> To do
In the records below, pick out all lines containing the word "title".

[Figure dataset records]
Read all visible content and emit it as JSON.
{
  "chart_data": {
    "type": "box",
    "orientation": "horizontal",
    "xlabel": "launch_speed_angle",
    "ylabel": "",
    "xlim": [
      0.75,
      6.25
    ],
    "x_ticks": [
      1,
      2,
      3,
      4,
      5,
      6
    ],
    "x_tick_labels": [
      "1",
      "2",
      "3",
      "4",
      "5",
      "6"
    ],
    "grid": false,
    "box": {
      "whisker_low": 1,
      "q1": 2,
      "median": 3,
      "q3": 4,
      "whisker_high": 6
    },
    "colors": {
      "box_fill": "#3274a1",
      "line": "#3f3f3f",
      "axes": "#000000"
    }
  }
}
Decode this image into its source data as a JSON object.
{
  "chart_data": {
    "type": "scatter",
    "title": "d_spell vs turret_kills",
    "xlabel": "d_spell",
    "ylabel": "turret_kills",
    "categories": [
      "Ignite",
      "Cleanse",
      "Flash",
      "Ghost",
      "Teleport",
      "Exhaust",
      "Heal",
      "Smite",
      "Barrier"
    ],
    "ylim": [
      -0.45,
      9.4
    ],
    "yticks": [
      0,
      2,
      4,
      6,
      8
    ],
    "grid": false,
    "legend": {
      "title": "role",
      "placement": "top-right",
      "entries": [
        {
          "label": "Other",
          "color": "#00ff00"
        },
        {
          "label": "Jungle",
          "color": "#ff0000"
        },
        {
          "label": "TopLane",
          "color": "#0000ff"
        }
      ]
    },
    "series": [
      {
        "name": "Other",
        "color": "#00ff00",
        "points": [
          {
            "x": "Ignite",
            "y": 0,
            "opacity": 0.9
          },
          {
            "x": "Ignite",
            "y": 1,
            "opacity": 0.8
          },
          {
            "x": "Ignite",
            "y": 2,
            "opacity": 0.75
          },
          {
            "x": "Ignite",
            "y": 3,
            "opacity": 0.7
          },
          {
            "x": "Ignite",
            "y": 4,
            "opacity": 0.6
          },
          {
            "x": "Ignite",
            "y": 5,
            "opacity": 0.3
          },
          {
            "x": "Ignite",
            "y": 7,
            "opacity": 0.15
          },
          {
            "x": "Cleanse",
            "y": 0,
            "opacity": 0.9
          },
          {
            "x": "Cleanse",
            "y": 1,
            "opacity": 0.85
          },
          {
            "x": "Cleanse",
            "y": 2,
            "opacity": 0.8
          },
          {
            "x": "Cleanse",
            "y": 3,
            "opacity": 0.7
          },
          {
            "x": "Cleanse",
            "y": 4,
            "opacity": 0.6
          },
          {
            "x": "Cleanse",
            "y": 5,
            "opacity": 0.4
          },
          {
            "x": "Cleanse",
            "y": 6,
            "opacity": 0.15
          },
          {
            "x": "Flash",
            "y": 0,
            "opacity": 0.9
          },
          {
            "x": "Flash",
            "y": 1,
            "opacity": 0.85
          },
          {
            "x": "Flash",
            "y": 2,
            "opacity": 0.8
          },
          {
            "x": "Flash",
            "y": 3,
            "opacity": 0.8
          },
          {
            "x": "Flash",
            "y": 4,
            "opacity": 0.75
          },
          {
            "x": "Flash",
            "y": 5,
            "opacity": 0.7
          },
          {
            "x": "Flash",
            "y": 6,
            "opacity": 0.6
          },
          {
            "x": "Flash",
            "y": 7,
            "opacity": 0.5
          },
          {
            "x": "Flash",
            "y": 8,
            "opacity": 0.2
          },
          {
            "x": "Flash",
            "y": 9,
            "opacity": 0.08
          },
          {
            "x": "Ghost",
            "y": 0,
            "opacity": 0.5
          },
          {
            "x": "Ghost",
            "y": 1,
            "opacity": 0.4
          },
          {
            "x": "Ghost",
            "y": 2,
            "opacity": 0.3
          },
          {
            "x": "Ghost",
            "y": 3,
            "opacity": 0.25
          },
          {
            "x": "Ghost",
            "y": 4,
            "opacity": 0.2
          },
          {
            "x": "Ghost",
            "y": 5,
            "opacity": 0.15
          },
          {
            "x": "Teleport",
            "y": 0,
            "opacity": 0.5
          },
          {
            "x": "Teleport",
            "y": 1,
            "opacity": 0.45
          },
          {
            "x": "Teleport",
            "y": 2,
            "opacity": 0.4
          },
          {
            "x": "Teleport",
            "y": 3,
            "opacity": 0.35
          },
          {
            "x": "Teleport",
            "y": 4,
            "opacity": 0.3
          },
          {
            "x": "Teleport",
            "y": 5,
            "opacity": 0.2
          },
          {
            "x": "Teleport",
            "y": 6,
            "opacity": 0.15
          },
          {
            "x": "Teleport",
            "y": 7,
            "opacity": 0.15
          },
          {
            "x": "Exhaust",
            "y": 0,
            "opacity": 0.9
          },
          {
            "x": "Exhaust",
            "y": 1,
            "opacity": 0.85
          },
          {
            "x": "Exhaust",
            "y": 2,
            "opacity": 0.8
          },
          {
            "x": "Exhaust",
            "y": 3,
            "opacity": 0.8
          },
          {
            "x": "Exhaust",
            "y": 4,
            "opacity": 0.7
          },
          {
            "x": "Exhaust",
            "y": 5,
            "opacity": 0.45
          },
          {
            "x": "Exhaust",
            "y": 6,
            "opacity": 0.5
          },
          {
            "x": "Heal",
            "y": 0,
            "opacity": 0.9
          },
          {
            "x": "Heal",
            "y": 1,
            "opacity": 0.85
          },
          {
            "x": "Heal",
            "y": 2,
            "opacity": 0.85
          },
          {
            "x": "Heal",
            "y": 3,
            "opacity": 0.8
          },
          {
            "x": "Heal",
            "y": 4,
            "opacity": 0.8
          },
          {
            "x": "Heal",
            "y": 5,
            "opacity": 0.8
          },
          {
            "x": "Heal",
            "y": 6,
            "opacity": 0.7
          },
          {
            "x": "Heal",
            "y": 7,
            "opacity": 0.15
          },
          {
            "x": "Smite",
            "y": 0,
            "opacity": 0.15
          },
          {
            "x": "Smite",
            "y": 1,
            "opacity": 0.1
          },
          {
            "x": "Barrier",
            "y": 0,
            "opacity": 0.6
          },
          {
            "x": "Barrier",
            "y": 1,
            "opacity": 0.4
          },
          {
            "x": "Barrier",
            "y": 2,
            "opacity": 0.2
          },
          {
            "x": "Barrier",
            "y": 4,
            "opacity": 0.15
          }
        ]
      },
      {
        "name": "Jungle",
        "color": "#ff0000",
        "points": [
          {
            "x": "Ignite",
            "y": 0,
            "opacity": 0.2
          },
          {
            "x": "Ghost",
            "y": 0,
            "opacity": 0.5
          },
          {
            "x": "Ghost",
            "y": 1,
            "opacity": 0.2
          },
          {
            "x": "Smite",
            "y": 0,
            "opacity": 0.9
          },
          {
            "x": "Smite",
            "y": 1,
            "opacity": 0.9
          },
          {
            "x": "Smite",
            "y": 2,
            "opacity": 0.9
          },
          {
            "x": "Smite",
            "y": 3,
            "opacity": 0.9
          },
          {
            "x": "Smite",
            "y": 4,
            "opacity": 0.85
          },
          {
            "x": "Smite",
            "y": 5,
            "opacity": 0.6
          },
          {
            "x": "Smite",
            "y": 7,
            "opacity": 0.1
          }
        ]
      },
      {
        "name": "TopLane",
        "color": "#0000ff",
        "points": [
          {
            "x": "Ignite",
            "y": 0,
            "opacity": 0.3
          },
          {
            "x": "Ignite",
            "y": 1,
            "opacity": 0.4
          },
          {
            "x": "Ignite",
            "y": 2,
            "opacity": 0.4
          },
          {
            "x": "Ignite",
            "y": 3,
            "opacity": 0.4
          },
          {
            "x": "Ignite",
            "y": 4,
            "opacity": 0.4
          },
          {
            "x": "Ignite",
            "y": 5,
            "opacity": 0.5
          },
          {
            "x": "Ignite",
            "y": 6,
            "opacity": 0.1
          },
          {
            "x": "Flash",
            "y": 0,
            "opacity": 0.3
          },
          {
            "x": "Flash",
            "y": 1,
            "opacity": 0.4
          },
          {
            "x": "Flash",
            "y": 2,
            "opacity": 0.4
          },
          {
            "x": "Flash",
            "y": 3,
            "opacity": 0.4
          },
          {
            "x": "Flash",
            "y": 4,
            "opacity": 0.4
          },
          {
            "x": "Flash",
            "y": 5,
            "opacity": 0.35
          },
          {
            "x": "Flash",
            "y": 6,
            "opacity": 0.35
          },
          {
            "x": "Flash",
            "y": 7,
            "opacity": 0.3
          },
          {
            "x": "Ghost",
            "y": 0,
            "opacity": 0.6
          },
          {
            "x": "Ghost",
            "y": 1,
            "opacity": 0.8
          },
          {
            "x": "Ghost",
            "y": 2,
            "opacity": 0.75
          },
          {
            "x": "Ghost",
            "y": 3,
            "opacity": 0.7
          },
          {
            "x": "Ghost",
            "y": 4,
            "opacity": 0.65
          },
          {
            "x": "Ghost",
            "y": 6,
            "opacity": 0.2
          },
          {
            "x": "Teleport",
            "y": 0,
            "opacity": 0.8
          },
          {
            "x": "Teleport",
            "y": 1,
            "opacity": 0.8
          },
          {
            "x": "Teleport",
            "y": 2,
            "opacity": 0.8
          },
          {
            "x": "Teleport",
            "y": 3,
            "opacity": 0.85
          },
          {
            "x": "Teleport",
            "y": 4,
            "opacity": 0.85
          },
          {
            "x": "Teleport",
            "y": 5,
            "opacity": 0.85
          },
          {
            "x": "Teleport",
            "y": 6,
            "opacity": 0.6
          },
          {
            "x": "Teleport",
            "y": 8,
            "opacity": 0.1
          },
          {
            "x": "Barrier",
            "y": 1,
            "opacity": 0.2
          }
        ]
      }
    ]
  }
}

> Expected output
    "title": "d_spell vs turret_kills",
      "title": "role",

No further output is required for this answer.